Collected data:
####

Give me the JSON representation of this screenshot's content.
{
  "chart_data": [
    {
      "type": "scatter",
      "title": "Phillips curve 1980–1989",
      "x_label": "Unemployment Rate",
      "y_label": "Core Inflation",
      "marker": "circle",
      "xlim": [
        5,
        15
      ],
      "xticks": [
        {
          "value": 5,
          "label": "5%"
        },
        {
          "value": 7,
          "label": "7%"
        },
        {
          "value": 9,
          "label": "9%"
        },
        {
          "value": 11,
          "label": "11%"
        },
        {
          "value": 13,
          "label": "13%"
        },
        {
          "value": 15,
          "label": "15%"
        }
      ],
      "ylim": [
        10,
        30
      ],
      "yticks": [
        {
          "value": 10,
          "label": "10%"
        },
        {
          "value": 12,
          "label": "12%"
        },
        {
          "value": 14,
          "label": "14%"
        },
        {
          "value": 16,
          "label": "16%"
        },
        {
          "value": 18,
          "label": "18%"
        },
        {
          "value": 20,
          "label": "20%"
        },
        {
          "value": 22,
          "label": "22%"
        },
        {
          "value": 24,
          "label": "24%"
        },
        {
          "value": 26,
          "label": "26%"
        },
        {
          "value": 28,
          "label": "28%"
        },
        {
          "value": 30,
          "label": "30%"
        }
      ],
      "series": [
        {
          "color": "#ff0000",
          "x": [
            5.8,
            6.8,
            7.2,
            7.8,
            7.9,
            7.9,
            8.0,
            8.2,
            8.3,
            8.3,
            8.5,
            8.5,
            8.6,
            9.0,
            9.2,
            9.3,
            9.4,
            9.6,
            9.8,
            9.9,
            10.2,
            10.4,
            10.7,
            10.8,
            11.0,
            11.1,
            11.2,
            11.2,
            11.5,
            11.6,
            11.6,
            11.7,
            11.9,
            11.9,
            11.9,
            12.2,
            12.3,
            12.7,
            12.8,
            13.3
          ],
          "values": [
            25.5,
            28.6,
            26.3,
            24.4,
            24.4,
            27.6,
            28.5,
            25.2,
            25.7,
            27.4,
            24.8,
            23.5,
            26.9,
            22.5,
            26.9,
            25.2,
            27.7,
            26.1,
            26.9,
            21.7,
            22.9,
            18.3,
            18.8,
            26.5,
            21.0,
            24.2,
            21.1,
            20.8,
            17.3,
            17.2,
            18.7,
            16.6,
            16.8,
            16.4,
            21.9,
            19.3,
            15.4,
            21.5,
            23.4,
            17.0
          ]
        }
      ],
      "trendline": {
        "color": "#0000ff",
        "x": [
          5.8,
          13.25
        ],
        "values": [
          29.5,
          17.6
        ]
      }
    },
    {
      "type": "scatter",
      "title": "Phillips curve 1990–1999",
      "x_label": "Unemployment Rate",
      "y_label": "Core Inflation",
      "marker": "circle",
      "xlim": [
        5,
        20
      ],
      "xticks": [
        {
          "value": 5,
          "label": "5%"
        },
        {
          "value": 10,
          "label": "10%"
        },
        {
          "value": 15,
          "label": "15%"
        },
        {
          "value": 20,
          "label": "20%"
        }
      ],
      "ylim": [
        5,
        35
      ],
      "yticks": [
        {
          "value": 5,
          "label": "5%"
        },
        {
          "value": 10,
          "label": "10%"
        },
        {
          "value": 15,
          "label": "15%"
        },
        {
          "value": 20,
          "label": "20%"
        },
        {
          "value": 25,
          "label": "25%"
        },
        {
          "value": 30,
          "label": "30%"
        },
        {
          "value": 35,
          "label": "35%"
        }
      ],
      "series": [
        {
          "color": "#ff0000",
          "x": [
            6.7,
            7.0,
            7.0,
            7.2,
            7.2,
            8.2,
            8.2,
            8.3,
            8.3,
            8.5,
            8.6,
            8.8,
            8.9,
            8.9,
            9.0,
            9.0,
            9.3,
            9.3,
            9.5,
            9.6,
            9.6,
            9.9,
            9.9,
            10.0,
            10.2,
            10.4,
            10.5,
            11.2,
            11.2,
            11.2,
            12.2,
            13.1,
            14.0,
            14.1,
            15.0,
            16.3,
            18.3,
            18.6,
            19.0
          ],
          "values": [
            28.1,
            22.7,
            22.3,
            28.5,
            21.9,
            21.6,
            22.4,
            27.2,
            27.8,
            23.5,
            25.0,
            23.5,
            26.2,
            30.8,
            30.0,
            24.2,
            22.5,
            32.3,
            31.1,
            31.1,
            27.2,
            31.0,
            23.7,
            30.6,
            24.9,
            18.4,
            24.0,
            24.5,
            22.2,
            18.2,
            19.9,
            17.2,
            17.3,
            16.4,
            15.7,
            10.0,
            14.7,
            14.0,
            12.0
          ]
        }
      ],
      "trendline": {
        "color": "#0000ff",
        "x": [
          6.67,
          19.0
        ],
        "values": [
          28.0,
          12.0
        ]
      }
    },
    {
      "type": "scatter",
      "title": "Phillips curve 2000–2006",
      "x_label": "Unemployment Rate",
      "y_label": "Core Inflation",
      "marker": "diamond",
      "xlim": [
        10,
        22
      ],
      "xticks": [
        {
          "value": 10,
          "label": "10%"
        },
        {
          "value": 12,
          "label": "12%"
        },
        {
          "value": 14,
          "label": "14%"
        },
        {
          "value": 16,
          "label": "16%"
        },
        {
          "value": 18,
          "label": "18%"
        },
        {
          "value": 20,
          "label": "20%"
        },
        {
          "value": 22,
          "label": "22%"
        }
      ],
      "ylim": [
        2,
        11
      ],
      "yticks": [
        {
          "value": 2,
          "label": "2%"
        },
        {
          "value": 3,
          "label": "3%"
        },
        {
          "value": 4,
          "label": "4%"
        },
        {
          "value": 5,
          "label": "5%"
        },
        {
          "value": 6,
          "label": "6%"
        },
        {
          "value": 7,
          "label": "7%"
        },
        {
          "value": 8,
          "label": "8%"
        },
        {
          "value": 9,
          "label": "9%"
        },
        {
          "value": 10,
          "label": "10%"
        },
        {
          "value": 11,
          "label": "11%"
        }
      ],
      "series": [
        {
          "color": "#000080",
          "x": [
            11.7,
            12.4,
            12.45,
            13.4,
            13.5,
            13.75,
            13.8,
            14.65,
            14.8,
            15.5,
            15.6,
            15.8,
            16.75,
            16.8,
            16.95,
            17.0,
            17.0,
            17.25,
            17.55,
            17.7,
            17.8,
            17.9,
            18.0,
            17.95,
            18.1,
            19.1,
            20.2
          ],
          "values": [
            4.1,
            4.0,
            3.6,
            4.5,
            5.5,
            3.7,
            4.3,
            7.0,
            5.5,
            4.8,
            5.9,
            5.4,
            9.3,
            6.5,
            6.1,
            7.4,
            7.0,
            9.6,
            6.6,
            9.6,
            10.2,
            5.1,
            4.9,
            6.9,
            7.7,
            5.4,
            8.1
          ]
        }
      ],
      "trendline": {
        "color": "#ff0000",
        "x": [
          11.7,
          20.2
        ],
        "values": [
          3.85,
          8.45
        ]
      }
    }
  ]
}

####

All entries shown above should be printed again exactly.

• Solution:
Give me the JSON representation of this screenshot's content.
{
  "chart_data": [
    {
      "type": "scatter",
      "title": "Phillips curve 1980–1989",
      "x_label": "Unemployment Rate",
      "y_label": "Core Inflation",
      "marker": "circle",
      "xlim": [
        5,
        15
      ],
      "xticks": [
        {
          "value": 5,
          "label": "5%"
        },
        {
          "value": 7,
          "label": "7%"
        },
        {
          "value": 9,
          "label": "9%"
        },
        {
          "value": 11,
          "label": "11%"
        },
        {
          "value": 13,
          "label": "13%"
        },
        {
          "value": 15,
          "label": "15%"
        }
      ],
      "ylim": [
        10,
        30
      ],
      "yticks": [
        {
          "value": 10,
          "label": "10%"
        },
        {
          "value": 12,
          "label": "12%"
        },
        {
          "value": 14,
          "label": "14%"
        },
        {
          "value": 16,
          "label": "16%"
        },
        {
          "value": 18,
          "label": "18%"
        },
        {
          "value": 20,
          "label": "20%"
        },
        {
          "value": 22,
          "label": "22%"
        },
        {
          "value": 24,
          "label": "24%"
        },
        {
          "value": 26,
          "label": "26%"
        },
        {
          "value": 28,
          "label": "28%"
        },
        {
          "value": 30,
          "label": "30%"
        }
      ],
      "series": [
        {
          "color": "#ff0000",
          "x": [
            5.8,
            6.8,
            7.2,
            7.8,
            7.9,
            7.9,
            8.0,
            8.2,
            8.3,
            8.3,
            8.5,
            8.5,
            8.6,
            9.0,
            9.2,
            9.3,
            9.4,
            9.6,
            9.8,
            9.9,
            10.2,
            10.4,
            10.7,
            10.8,
            11.0,
            11.1,
            11.2,
            11.2,
            11.5,
            11.6,
            11.6,
            11.7,
            11.9,
            11.9,
            11.9,
            12.2,
            12.3,
            12.7,
            12.8,
            13.3
          ],
          "values": [
            25.5,
            28.6,
            26.3,
            24.4,
            24.4,
            27.6,
            28.5,
            25.2,
            25.7,
            27.4,
            24.8,
            23.5,
            26.9,
            22.5,
            26.9,
            25.2,
            27.7,
            26.1,
            26.9,
            21.7,
            22.9,
            18.3,
            18.8,
            26.5,
            21.0,
            24.2,
            21.1,
            20.8,
            17.3,
            17.2,
            18.7,
            16.6,
            16.8,
            16.4,
            21.9,
            19.3,
            15.4,
            21.5,
            23.4,
            17.0
          ]
        }
      ],
      "trendline": {
        "color": "#0000ff",
        "x": [
          5.8,
          13.25
        ],
        "values": [
          29.5,
          17.6
        ]
      }
    },
    {
      "type": "scatter",
      "title": "Phillips curve 1990–1999",
      "x_label": "Unemployment Rate",
      "y_label": "Core Inflation",
      "marker": "circle",
      "xlim": [
        5,
        20
      ],
      "xticks": [
        {
          "value": 5,
          "label": "5%"
        },
        {
          "value": 10,
          "label": "10%"
        },
        {
          "value": 15,
          "label": "15%"
        },
        {
          "value": 20,
          "label": "20%"
        }
      ],
      "ylim": [
        5,
        35
      ],
      "yticks": [
        {
          "value": 5,
          "label": "5%"
        },
        {
          "value": 10,
          "label": "10%"
        },
        {
          "value": 15,
          "label": "15%"
        },
        {
          "value": 20,
          "label": "20%"
        },
        {
          "value": 25,
          "label": "25%"
        },
        {
          "value": 30,
          "label": "30%"
        },
        {
          "value": 35,
          "label": "35%"
        }
      ],
      "series": [
        {
          "color": "#ff0000",
          "x": [
            6.7,
            7.0,
            7.0,
            7.2,
            7.2,
            8.2,
            8.2,
            8.3,
            8.3,
            8.5,
            8.6,
            8.8,
            8.9,
            8.9,
            9.0,
            9.0,
            9.3,
            9.3,
            9.5,
            9.6,
            9.6,
            9.9,
            9.9,
            10.0,
            10.2,
            10.4,
            10.5,
            11.2,
            11.2,
            11.2,
            12.2,
            13.1,
            14.0,
            14.1,
            15.0,
            16.3,
            18.3,
            18.6,
            19.0
          ],
          "values": [
            28.1,
            22.7,
            22.3,
            28.5,
            21.9,
            21.6,
            22.4,
            27.2,
            27.8,
            23.5,
            25.0,
            23.5,
            26.2,
            30.8,
            30.0,
            24.2,
            22.5,
            32.3,
            31.1,
            31.1,
            27.2,
            31.0,
            23.7,
            30.6,
            24.9,
            18.4,
            24.0,
            24.5,
            22.2,
            18.2,
            19.9,
            17.2,
            17.3,
            16.4,
            15.7,
            10.0,
            14.7,
            14.0,
            12.0
          ]
        }
      ],
      "trendline": {
        "color": "#0000ff",
        "x": [
          6.67,
          19.0
        ],
        "values": [
          28.0,
          12.0
        ]
      }
    },
    {
      "type": "scatter",
      "title": "Phillips curve 2000–2006",
      "x_label": "Unemployment Rate",
      "y_label": "Core Inflation",
      "marker": "diamond",
      "xlim": [
        10,
        22
      ],
      "xticks": [
        {
          "value": 10,
          "label": "10%"
        },
        {
          "value": 12,
          "label": "12%"
        },
        {
          "value": 14,
          "label": "14%"
        },
        {
          "value": 16,
          "label": "16%"
        },
        {
          "value": 18,
          "label": "18%"
        },
        {
          "value": 20,
          "label": "20%"
        },
        {
          "value": 22,
          "label": "22%"
        }
      ],
      "ylim": [
        2,
        11
      ],
      "yticks": [
        {
          "value": 2,
          "label": "2%"
        },
        {
          "value": 3,
          "label": "3%"
        },
        {
          "value": 4,
          "label": "4%"
        },
        {
          "value": 5,
          "label": "5%"
        },
        {
          "value": 6,
          "label": "6%"
        },
        {
          "value": 7,
          "label": "7%"
        },
        {
          "value": 8,
          "label": "8%"
        },
        {
          "value": 9,
          "label": "9%"
        },
        {
          "value": 10,
          "label": "10%"
        },
        {
          "value": 11,
          "label": "11%"
        }
      ],
      "series": [
        {
          "color": "#000080",
          "x": [
            11.7,
            12.4,
            12.45,
            13.4,
            13.5,
            13.75,
            13.8,
            14.65,
            14.8,
            15.5,
            15.6,
            15.8,
            16.75,
            16.8,
            16.95,
            17.0,
            17.0,
            17.25,
            17.55,
            17.7,
            17.8,
            17.9,
            18.0,
            17.95,
            18.1,
            19.1,
            20.2
          ],
          "values": [
            4.1,
            4.0,
            3.6,
            4.5,
            5.5,
            3.7,
            4.3,
            7.0,
            5.5,
            4.8,
            5.9,
            5.4,
            9.3,
            6.5,
            6.1,
            7.4,
            7.0,
            9.6,
            6.6,
            9.6,
            10.2,
            5.1,
            4.9,
            6.9,
            7.7,
            5.4,
            8.1
          ]
        }
      ],
      "trendline": {
        "color": "#ff0000",
        "x": [
          11.7,
          20.2
        ],
        "values": [
          3.85,
          8.45
        ]
      }
    }
  ]
}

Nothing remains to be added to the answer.